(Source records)
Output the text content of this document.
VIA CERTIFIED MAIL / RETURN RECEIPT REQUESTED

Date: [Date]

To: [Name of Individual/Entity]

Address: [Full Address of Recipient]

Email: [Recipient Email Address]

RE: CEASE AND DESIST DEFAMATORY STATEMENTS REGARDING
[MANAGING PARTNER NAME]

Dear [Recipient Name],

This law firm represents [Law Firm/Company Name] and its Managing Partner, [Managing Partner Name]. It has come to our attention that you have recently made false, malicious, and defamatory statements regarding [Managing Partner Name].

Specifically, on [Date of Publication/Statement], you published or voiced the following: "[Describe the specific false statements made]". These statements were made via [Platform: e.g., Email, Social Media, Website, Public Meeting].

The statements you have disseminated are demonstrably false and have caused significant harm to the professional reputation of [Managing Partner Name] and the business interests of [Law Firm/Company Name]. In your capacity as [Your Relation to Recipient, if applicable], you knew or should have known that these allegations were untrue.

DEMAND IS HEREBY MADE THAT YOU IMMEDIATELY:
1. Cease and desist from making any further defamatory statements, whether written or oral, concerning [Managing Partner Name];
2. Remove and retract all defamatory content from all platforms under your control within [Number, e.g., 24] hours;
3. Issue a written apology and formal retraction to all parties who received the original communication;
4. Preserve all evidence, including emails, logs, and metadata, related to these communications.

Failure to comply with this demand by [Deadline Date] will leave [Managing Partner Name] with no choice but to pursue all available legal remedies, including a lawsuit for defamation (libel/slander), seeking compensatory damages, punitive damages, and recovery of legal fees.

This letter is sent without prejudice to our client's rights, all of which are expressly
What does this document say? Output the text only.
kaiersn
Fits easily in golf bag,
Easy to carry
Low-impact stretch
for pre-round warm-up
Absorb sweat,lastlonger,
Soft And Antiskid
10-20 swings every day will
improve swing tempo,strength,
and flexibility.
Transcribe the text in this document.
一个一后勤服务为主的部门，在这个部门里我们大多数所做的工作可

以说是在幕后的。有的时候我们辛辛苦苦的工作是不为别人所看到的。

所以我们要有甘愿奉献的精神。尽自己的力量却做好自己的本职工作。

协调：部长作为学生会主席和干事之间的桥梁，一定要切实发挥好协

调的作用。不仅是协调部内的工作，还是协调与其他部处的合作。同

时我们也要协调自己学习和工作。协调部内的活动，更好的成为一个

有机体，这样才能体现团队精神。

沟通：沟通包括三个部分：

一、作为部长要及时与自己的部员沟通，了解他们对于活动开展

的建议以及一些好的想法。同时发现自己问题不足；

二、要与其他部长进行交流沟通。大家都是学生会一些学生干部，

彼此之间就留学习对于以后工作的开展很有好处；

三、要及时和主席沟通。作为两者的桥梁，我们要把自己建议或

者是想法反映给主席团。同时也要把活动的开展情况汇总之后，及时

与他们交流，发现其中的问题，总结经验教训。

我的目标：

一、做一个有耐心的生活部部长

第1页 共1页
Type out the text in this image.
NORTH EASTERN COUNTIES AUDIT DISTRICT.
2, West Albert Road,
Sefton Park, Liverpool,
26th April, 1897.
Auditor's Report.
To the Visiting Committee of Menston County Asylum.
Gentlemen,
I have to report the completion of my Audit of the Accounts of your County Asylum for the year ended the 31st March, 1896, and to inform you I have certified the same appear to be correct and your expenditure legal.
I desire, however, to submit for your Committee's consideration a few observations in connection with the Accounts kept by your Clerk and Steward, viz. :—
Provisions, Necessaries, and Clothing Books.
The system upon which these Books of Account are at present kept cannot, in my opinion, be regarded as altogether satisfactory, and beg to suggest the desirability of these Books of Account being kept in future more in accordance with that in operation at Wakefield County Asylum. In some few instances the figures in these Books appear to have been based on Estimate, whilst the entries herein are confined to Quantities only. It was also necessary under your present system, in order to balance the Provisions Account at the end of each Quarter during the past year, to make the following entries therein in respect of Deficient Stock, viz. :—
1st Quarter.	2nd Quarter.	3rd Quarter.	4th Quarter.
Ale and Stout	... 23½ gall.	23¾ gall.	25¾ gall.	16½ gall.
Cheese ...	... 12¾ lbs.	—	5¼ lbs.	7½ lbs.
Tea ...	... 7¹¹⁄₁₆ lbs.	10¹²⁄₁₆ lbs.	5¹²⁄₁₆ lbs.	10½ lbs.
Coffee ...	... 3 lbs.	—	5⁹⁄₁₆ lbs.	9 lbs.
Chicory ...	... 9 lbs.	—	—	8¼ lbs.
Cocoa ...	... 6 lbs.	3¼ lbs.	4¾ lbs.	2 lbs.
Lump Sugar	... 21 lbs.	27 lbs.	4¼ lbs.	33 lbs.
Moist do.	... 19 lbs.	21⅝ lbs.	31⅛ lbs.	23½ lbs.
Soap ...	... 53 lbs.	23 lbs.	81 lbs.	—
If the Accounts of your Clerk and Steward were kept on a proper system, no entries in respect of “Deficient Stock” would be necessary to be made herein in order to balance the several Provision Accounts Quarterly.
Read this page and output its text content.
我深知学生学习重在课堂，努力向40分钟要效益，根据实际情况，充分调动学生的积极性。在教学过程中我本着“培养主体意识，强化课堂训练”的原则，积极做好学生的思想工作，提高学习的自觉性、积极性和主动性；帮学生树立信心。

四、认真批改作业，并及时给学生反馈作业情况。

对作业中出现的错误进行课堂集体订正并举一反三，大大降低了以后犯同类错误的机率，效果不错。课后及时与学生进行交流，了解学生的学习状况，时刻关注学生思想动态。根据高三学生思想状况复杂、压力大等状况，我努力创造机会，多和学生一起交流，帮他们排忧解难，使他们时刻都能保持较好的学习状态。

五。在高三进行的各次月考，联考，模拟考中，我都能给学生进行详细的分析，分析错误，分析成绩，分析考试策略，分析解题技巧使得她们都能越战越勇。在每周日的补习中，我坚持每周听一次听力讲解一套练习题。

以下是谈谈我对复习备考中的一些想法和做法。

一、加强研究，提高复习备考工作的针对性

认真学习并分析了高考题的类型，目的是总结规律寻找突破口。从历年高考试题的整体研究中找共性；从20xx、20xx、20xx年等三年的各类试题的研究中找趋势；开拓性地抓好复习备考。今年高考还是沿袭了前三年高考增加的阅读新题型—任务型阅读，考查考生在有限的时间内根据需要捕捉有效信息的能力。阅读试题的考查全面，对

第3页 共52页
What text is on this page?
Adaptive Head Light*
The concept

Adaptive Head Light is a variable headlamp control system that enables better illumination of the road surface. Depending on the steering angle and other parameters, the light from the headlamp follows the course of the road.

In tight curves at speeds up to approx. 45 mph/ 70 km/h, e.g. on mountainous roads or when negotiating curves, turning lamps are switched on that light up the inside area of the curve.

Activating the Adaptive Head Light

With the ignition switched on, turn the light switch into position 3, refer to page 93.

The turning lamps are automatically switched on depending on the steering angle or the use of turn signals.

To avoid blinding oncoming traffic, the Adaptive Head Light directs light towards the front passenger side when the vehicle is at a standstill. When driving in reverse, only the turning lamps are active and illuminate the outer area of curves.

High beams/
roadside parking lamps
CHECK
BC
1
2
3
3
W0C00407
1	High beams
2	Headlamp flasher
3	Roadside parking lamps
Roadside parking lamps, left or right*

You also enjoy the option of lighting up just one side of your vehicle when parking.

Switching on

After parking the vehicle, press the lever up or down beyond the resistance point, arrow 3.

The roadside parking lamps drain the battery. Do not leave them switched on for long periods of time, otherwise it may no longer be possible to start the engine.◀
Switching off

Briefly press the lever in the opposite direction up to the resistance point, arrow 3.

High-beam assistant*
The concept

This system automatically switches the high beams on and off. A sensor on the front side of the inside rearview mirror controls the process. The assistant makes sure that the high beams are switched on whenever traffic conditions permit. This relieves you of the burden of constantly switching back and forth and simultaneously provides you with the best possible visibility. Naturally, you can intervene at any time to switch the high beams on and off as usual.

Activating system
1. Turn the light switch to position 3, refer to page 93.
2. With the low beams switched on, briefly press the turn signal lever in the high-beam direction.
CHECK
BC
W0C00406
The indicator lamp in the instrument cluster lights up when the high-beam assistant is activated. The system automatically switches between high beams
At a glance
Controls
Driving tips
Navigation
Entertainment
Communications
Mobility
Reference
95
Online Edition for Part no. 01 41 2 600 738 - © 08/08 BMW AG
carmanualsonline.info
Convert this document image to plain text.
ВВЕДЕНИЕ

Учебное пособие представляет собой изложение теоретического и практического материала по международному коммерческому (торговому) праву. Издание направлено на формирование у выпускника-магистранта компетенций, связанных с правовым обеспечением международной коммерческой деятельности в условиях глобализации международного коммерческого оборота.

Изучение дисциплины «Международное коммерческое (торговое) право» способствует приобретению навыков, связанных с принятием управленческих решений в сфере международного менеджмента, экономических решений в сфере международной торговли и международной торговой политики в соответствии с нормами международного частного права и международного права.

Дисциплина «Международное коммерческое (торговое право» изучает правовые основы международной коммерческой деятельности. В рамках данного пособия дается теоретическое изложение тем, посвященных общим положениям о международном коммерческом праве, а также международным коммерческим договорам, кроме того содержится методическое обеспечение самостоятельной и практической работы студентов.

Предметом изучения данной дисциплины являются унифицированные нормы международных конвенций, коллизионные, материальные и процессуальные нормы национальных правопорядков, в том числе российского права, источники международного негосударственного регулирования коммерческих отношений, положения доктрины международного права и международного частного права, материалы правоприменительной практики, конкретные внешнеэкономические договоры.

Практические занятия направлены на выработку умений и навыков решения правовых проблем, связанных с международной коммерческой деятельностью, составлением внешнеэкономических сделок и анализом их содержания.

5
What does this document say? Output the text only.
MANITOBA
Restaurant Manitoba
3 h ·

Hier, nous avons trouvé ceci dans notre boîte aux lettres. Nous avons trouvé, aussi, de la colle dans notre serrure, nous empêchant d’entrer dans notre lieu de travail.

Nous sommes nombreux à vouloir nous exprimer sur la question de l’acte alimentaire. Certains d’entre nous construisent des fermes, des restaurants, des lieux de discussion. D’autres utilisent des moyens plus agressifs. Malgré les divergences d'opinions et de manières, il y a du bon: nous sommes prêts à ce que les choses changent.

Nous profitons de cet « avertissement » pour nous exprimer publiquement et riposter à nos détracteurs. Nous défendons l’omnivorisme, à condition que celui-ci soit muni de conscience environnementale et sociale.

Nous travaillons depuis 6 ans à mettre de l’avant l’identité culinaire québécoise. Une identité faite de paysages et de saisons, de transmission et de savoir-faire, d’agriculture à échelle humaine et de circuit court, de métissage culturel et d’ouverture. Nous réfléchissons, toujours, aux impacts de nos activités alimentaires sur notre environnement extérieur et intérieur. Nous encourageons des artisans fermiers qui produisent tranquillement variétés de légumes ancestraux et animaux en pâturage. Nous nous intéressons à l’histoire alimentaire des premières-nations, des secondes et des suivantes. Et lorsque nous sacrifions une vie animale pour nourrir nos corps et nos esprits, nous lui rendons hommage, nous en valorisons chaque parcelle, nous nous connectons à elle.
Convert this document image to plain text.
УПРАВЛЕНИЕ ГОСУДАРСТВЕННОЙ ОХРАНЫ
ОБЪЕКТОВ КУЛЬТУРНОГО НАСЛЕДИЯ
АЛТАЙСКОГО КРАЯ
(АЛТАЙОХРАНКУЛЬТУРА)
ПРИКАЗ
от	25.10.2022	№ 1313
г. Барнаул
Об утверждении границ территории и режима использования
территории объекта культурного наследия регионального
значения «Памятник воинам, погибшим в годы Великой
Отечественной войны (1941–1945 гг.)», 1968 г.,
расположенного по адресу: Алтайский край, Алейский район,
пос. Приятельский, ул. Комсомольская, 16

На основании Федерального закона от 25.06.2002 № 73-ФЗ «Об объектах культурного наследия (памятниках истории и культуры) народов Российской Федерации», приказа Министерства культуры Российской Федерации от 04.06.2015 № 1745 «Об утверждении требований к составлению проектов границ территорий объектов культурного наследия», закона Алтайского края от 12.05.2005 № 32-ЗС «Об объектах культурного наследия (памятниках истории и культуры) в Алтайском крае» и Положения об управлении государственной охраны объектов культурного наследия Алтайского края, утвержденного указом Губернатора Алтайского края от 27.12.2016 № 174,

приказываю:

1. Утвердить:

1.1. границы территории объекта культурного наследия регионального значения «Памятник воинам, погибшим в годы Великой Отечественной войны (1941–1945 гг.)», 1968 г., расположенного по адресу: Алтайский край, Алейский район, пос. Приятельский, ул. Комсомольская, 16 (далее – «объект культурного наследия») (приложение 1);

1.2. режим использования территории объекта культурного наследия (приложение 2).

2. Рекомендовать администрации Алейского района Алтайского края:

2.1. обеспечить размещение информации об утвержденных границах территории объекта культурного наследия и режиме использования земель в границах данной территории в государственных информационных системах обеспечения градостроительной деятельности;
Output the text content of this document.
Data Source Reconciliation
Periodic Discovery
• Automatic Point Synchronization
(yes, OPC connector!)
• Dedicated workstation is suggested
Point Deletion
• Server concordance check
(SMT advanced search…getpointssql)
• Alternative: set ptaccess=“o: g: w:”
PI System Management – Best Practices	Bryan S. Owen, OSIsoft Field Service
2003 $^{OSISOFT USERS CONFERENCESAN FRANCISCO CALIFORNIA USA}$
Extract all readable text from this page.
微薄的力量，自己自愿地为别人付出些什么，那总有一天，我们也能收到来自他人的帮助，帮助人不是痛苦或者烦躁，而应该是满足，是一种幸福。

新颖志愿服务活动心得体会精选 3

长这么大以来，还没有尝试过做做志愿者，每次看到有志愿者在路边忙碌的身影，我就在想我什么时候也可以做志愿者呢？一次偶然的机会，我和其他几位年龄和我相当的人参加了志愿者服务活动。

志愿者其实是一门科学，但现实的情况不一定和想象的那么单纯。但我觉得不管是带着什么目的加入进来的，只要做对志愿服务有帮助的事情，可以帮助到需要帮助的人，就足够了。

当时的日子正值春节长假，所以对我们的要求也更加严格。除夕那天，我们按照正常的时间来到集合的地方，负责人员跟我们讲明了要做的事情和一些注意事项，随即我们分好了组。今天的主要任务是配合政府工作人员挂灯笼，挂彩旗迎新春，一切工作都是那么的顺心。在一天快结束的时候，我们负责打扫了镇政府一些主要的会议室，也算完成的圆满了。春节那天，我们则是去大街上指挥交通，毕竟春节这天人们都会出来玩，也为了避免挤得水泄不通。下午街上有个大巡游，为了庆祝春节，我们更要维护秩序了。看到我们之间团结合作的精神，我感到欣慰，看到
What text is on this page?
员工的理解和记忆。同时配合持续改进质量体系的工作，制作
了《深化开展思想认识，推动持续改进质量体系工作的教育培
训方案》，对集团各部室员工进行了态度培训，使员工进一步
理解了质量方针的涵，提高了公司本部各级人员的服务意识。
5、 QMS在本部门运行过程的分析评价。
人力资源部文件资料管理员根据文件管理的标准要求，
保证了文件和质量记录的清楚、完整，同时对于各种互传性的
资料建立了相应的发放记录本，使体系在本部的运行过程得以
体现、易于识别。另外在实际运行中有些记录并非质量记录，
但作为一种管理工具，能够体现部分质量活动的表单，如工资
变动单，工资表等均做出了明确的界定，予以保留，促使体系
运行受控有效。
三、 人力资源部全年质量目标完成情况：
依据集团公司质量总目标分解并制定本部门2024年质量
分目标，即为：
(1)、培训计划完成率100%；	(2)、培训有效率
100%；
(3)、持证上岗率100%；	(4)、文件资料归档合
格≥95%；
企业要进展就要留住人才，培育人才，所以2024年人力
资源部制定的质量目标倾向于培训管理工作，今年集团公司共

## [EXERCISE DIRECTIONS]
From the entries, copy out each line containing the word "значения".

## [TASK RESPONSE]
значения «Памятник воинам, погибшим в годы Великой
1.1. границы территории объекта культурного наследия регионального значения «Памятник воинам, погибшим в годы Великой Отечественной войны (1941–1945 гг.)», 1968 г., расположенного по адресу: Алтайский край, Алейский район, пос. Приятельский, ул. Комсомольская, 16 (далее – «объект культурного наследия») (приложение 1);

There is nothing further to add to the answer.